Pick out each line of the records in which the word "Comm" appears.

**** GIVEN INFORMATION

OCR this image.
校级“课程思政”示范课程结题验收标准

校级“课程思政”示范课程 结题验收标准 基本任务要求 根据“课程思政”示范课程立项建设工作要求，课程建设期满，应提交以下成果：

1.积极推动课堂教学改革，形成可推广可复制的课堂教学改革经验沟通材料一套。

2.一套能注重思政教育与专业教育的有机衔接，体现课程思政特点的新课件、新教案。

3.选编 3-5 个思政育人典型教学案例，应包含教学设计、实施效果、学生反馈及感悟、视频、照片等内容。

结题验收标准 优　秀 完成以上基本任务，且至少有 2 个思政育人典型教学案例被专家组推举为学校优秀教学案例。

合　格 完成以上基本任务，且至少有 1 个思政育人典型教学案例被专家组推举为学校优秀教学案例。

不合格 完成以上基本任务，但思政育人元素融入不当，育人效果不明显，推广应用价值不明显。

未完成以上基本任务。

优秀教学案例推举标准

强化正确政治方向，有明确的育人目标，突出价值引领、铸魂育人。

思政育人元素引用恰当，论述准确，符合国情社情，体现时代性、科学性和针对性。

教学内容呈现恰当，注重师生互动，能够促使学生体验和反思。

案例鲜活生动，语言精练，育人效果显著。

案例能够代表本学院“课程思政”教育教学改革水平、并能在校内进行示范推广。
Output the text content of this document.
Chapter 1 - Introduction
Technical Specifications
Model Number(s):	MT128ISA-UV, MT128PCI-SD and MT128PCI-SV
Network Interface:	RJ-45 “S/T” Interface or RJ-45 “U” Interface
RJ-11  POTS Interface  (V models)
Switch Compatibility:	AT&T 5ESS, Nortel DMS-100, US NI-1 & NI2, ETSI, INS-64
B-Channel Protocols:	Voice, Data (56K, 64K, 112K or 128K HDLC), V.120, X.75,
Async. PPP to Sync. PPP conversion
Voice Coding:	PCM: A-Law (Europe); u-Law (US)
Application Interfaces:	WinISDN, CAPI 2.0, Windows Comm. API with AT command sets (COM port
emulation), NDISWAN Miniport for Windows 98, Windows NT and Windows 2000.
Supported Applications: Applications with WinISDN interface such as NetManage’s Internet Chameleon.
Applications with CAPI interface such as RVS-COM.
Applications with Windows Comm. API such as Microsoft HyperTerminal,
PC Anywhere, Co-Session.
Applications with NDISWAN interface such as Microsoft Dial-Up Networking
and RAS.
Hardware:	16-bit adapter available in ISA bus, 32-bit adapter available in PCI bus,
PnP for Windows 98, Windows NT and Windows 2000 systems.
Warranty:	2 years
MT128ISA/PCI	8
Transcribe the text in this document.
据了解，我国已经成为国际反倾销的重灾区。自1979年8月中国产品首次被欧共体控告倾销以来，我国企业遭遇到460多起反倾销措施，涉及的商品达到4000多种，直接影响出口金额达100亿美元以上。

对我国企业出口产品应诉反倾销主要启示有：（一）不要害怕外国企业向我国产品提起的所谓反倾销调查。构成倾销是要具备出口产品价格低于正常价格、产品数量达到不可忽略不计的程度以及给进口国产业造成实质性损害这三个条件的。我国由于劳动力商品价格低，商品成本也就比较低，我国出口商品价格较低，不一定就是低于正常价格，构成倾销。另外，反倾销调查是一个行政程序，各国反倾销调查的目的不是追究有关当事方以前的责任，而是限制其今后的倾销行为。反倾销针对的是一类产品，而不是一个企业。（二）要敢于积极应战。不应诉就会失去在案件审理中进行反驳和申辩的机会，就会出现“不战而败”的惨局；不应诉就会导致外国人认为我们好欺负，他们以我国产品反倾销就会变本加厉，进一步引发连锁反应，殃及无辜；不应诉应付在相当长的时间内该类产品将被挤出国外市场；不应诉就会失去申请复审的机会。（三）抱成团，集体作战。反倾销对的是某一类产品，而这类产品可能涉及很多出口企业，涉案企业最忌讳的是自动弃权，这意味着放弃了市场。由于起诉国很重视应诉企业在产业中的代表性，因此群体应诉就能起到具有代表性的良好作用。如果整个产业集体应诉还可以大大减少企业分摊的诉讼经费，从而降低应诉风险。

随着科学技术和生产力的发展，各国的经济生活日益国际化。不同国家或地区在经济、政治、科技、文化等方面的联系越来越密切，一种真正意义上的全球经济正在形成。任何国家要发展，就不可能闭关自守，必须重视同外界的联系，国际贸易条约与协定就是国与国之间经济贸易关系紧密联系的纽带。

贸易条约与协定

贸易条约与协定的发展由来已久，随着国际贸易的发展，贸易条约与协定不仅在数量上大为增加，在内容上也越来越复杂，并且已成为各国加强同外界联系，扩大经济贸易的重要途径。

********

** OUTPUT BELOW **
Application Interfaces:	WinISDN, CAPI 2.0, Windows Comm. API with AT command sets (COM port
Applications with Windows Comm. API such as Microsoft HyperTerminal,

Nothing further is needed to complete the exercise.